## Your task
Return each line of the data below verbatim; pictures are to be left out.
***
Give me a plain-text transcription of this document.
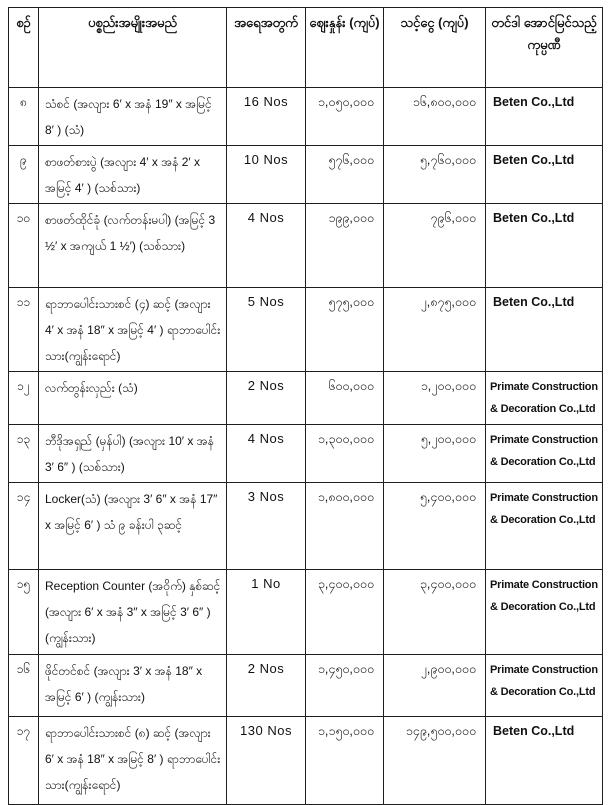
စဉ်	ပစ္စည်းအမျိုးအမည်	အရေအတွက်	ဈေးနှုန်း (ကျပ်)	သင့်ငွေ (ကျပ်)	တင်ဒါ အောင်မြင်သည့် ကုမ္ပဏီ
၈	သံစင် (အလျား 6′ x အနံ 19″ x အမြင့် 8′ ) (သံ)	16 Nos	၁,၀၅၀,၀၀၀	၁၆,၈၀၀,၀၀၀	Beten Co.,Ltd
၉	စာဖတ်စားပွဲ (အလျား 4′ x အနံ 2′ x အမြင့် 4′ ) (သစ်သား)	10 Nos	၅၇၆,၀၀၀	၅,၇၆၀,၀၀၀	Beten Co.,Ltd
၁၀	စာဖတ်ထိုင်ခုံ (လက်တန်းမပါ) (အမြင့် 3 ½′ x အကျယ် 1 ½′) (သစ်သား)	4 Nos	၁၉၉,၀၀၀	၇၉၆,၀၀၀	Beten Co.,Ltd
၁၁	ရာဘာပေါင်းသားစင် (၄) ဆင့် (အလျား 4′ x အနံ 18″ x အမြင့် 4′ ) ရာဘာပေါင်းသား(ကျွန်းရောင်)	5 Nos	၅၇၅,၀၀၀	၂,၈၇၅,၀၀၀	Beten Co.,Ltd
၁၂	လက်တွန်းလှည်း (သံ)	2 Nos	၆၀၀,၀၀၀	၁,၂၀၀,၀၀၀	Primate Construction & Decoration Co.,Ltd
၁၃	ဘီဒိုအရှည် (မှန်ပါ) (အလျား 10′ x အနံ 3′ 6″ ) (သစ်သား)	4 Nos	၁,၃၀၀,၀၀၀	၅,၂၀၀,၀၀၀	Primate Construction & Decoration Co.,Ltd
၁၄	Locker(သံ) (အလျား 3′ 6″ x အနံ 17″ x အမြင့် 6′ ) သံ ၉ ခန်းပါ ၃ဆင့်	3 Nos	၁,၈၀၀,၀၀၀	၅,၄၀၀,၀၀၀	Primate Construction & Decoration Co.,Ltd
၁၅	Reception Counter (အဝိုက်) နှစ်ဆင့် (အလျား 6′ x အနံ 3″ x အမြင့် 3′ 6″ ) (ကျွန်းသား)	1 No	၃,၄၀၀,၀၀၀	၃,၄၀၀,၀၀၀	Primate Construction & Decoration Co.,Ltd
၁၆	ဖိုင်တင်စင် (အလျား 3′ x အနံ 18″ x အမြင့် 6′ ) (ကျွန်းသား)	2 Nos	၁,၄၅၀,၀၀၀	၂,၉၀၀,၀၀၀	Primate Construction & Decoration Co.,Ltd
၁၇	ရာဘာပေါင်းသားစင် (၈) ဆင့် (အလျား 6′ x အနံ 18″ x အမြင့် 8′ ) ရာဘာပေါင်းသား(ကျွန်းရောင်)	130 Nos	၁,၁၅၀,၀၀၀	၁၄၉,၅၀၀,၀၀၀	Beten Co.,Ltd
***
## Written reply
Give me a plain-text transcription of this document.
စဉ်	ပစ္စည်းအမျိုးအမည်	အရေအတွက်	ဈေးနှုန်း (ကျပ်)	သင့်ငွေ (ကျပ်)	တင်ဒါ အောင်မြင်သည့် ကုမ္ပဏီ
၈	သံစင် (အလျား 6′ x အနံ 19″ x အမြင့် 8′ ) (သံ)	16 Nos	၁,၀၅၀,၀၀၀	၁၆,၈၀၀,၀၀၀	Beten Co.,Ltd
၉	စာဖတ်စားပွဲ (အလျား 4′ x အနံ 2′ x အမြင့် 4′ ) (သစ်သား)	10 Nos	၅၇၆,၀၀၀	၅,၇၆၀,၀၀၀	Beten Co.,Ltd
၁၀	စာဖတ်ထိုင်ခုံ (လက်တန်းမပါ) (အမြင့် 3 ½′ x အကျယ် 1 ½′) (သစ်သား)	4 Nos	၁၉၉,၀၀၀	၇၉၆,၀၀၀	Beten Co.,Ltd
၁၁	ရာဘာပေါင်းသားစင် (၄) ဆင့် (အလျား 4′ x အနံ 18″ x အမြင့် 4′ ) ရာဘာပေါင်းသား(ကျွန်းရောင်)	5 Nos	၅၇၅,၀၀၀	၂,၈၇၅,၀၀၀	Beten Co.,Ltd
၁၂	လက်တွန်းလှည်း (သံ)	2 Nos	၆၀၀,၀၀၀	၁,၂၀၀,၀၀၀	Primate Construction & Decoration Co.,Ltd
၁၃	ဘီဒိုအရှည် (မှန်ပါ) (အလျား 10′ x အနံ 3′ 6″ ) (သစ်သား)	4 Nos	၁,၃၀၀,၀၀၀	၅,၂၀၀,၀၀၀	Primate Construction & Decoration Co.,Ltd
၁၄	Locker(သံ) (အလျား 3′ 6″ x အနံ 17″ x အမြင့် 6′ ) သံ ၉ ခန်းပါ ၃ဆင့်	3 Nos	၁,၈၀၀,၀၀၀	၅,၄၀၀,၀၀၀	Primate Construction & Decoration Co.,Ltd
၁၅	Reception Counter (အဝိုက်) နှစ်ဆင့် (အလျား 6′ x အနံ 3″ x အမြင့် 3′ 6″ ) (ကျွန်းသား)	1 No	၃,၄၀၀,၀၀၀	၃,၄၀၀,၀၀၀	Primate Construction & Decoration Co.,Ltd
၁၆	ဖိုင်တင်စင် (အလျား 3′ x အနံ 18″ x အမြင့် 6′ ) (ကျွန်းသား)	2 Nos	၁,၄၅၀,၀၀၀	၂,၉၀၀,၀၀၀	Primate Construction & Decoration Co.,Ltd
၁၇	ရာဘာပေါင်းသားစင် (၈) ဆင့် (အလျား 6′ x အနံ 18″ x အမြင့် 8′ ) ရာဘာပေါင်းသား(ကျွန်းရောင်)	130 Nos	၁,၁၅၀,၀၀၀	၁၄၉,၅၀၀,၀၀၀	Beten Co.,Ltd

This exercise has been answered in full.